Dataset rows:
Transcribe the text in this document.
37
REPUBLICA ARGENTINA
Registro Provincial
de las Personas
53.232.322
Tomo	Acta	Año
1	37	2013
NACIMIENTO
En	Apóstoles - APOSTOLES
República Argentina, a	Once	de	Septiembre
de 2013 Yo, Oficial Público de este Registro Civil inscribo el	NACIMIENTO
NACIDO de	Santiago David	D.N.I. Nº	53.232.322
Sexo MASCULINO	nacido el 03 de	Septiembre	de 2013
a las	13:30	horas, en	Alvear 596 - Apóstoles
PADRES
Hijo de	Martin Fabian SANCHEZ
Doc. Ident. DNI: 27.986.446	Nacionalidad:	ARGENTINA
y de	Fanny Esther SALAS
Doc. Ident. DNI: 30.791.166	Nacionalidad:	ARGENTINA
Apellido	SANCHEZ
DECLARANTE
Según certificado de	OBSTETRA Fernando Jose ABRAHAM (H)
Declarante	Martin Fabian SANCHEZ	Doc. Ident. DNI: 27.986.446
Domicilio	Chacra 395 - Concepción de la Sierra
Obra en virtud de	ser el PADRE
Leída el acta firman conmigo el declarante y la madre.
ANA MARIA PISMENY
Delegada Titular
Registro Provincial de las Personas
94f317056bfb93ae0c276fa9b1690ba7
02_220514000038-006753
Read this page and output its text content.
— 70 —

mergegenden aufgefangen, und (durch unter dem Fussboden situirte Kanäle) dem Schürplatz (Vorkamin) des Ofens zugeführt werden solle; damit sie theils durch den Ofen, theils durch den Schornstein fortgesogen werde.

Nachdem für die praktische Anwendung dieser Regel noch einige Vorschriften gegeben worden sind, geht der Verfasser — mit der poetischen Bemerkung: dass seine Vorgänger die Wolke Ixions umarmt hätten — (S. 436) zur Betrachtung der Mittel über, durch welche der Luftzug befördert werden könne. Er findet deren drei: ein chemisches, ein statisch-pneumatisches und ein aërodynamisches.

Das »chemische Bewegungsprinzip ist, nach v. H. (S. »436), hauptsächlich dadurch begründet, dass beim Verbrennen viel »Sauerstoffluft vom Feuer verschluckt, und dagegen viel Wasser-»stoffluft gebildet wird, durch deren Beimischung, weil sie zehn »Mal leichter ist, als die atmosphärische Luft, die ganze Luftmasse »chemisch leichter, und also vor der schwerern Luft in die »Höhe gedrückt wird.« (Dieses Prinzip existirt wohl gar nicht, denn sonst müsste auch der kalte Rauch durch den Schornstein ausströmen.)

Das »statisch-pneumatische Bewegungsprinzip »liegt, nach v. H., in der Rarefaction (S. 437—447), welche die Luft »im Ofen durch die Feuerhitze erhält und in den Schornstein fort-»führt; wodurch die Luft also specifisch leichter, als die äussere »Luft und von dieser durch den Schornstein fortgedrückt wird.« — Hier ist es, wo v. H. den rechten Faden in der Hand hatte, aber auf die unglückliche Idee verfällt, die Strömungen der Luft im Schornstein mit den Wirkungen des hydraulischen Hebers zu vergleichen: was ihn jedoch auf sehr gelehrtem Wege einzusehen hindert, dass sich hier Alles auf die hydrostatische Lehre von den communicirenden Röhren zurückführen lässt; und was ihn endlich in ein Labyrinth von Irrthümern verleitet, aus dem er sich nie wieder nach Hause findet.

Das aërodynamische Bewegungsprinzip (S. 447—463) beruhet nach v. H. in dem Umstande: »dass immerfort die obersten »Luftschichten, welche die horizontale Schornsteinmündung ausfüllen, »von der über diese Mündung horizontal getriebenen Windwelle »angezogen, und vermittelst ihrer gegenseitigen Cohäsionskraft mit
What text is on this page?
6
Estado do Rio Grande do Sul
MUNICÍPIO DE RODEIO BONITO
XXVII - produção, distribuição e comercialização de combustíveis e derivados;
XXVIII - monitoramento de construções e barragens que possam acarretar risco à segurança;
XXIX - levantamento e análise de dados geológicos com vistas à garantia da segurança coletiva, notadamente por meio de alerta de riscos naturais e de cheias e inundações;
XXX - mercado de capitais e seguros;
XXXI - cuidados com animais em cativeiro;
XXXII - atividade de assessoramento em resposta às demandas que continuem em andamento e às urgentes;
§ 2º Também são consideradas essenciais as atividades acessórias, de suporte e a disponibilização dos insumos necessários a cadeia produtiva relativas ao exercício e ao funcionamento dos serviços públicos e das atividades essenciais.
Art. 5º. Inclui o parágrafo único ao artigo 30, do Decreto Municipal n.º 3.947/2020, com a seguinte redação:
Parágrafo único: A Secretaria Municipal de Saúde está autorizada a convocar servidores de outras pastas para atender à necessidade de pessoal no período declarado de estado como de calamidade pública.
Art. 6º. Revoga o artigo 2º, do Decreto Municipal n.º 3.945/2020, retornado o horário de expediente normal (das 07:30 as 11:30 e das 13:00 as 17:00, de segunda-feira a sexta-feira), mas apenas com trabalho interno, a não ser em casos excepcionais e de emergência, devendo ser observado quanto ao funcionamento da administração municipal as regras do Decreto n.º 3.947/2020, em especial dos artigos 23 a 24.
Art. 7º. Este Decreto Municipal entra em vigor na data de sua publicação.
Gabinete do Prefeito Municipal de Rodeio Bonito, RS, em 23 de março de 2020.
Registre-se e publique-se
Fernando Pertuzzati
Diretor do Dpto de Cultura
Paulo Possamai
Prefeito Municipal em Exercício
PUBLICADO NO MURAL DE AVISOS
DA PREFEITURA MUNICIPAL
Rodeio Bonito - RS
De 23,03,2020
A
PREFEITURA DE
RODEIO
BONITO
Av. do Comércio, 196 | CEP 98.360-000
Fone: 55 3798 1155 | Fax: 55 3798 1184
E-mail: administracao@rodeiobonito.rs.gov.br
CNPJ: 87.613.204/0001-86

Aim => Could you quote the material above in full, exactly as it stands?

The reply =>
Transcribe the text in this document.
37
REPUBLICA ARGENTINA
Registro Provincial
de las Personas
53.232.322
Tomo	Acta	Año
1	37	2013
NACIMIENTO
En	Apóstoles - APOSTOLES
República Argentina, a	Once	de	Septiembre
de 2013 Yo, Oficial Público de este Registro Civil inscribo el	NACIMIENTO
NACIDO de	Santiago David	D.N.I. Nº	53.232.322
Sexo MASCULINO	nacido el 03 de	Septiembre	de 2013
a las	13:30	horas, en	Alvear 596 - Apóstoles
PADRES
Hijo de	Martin Fabian SANCHEZ
Doc. Ident. DNI: 27.986.446	Nacionalidad:	ARGENTINA
y de	Fanny Esther SALAS
Doc. Ident. DNI: 30.791.166	Nacionalidad:	ARGENTINA
Apellido	SANCHEZ
DECLARANTE
Según certificado de	OBSTETRA Fernando Jose ABRAHAM (H)
Declarante	Martin Fabian SANCHEZ	Doc. Ident. DNI: 27.986.446
Domicilio	Chacra 395 - Concepción de la Sierra
Obra en virtud de	ser el PADRE
Leída el acta firman conmigo el declarante y la madre.
ANA MARIA PISMENY
Delegada Titular
Registro Provincial de las Personas
94f317056bfb93ae0c276fa9b1690ba7
02_220514000038-006753
Read this page and output its text content.
— 70 —

mergegenden aufgefangen, und (durch unter dem Fussboden situirte Kanäle) dem Schürplatz (Vorkamin) des Ofens zugeführt werden solle; damit sie theils durch den Ofen, theils durch den Schornstein fortgesogen werde.

Nachdem für die praktische Anwendung dieser Regel noch einige Vorschriften gegeben worden sind, geht der Verfasser — mit der poetischen Bemerkung: dass seine Vorgänger die Wolke Ixions umarmt hätten — (S. 436) zur Betrachtung der Mittel über, durch welche der Luftzug befördert werden könne. Er findet deren drei: ein chemisches, ein statisch-pneumatisches und ein aërodynamisches.

Das »chemische Bewegungsprinzip ist, nach v. H. (S. »436), hauptsächlich dadurch begründet, dass beim Verbrennen viel »Sauerstoffluft vom Feuer verschluckt, und dagegen viel Wasser-»stoffluft gebildet wird, durch deren Beimischung, weil sie zehn »Mal leichter ist, als die atmosphärische Luft, die ganze Luftmasse »chemisch leichter, und also vor der schwerern Luft in die »Höhe gedrückt wird.« (Dieses Prinzip existirt wohl gar nicht, denn sonst müsste auch der kalte Rauch durch den Schornstein ausströmen.)

Das »statisch-pneumatische Bewegungsprinzip »liegt, nach v. H., in der Rarefaction (S. 437—447), welche die Luft »im Ofen durch die Feuerhitze erhält und in den Schornstein fort-»führt; wodurch die Luft also specifisch leichter, als die äussere »Luft und von dieser durch den Schornstein fortgedrückt wird.« — Hier ist es, wo v. H. den rechten Faden in der Hand hatte, aber auf die unglückliche Idee verfällt, die Strömungen der Luft im Schornstein mit den Wirkungen des hydraulischen Hebers zu vergleichen: was ihn jedoch auf sehr gelehrtem Wege einzusehen hindert, dass sich hier Alles auf die hydrostatische Lehre von den communicirenden Röhren zurückführen lässt; und was ihn endlich in ein Labyrinth von Irrthümern verleitet, aus dem er sich nie wieder nach Hause findet.

Das aërodynamische Bewegungsprinzip (S. 447—463) beruhet nach v. H. in dem Umstande: »dass immerfort die obersten »Luftschichten, welche die horizontale Schornsteinmündung ausfüllen, »von der über diese Mündung horizontal getriebenen Windwelle »angezogen, und vermittelst ihrer gegenseitigen Cohäsionskraft mit
What text is on this page?
6
Estado do Rio Grande do Sul
MUNICÍPIO DE RODEIO BONITO
XXVII - produção, distribuição e comercialização de combustíveis e derivados;
XXVIII - monitoramento de construções e barragens que possam acarretar risco à segurança;
XXIX - levantamento e análise de dados geológicos com vistas à garantia da segurança coletiva, notadamente por meio de alerta de riscos naturais e de cheias e inundações;
XXX - mercado de capitais e seguros;
XXXI - cuidados com animais em cativeiro;
XXXII - atividade de assessoramento em resposta às demandas que continuem em andamento e às urgentes;
§ 2º Também são consideradas essenciais as atividades acessórias, de suporte e a disponibilização dos insumos necessários a cadeia produtiva relativas ao exercício e ao funcionamento dos serviços públicos e das atividades essenciais.
Art. 5º. Inclui o parágrafo único ao artigo 30, do Decreto Municipal n.º 3.947/2020, com a seguinte redação:
Parágrafo único: A Secretaria Municipal de Saúde está autorizada a convocar servidores de outras pastas para atender à necessidade de pessoal no período declarado de estado como de calamidade pública.
Art. 6º. Revoga o artigo 2º, do Decreto Municipal n.º 3.945/2020, retornado o horário de expediente normal (das 07:30 as 11:30 e das 13:00 as 17:00, de segunda-feira a sexta-feira), mas apenas com trabalho interno, a não ser em casos excepcionais e de emergência, devendo ser observado quanto ao funcionamento da administração municipal as regras do Decreto n.º 3.947/2020, em especial dos artigos 23 a 24.
Art. 7º. Este Decreto Municipal entra em vigor na data de sua publicação.
Gabinete do Prefeito Municipal de Rodeio Bonito, RS, em 23 de março de 2020.
Registre-se e publique-se
Fernando Pertuzzati
Diretor do Dpto de Cultura
Paulo Possamai
Prefeito Municipal em Exercício
PUBLICADO NO MURAL DE AVISOS
DA PREFEITURA MUNICIPAL
Rodeio Bonito - RS
De 23,03,2020
A
PREFEITURA DE
RODEIO
BONITO
Av. do Comércio, 196 | CEP 98.360-000
Fone: 55 3798 1155 | Fax: 55 3798 1184
E-mail: administracao@rodeiobonito.rs.gov.br
CNPJ: 87.613.204/0001-86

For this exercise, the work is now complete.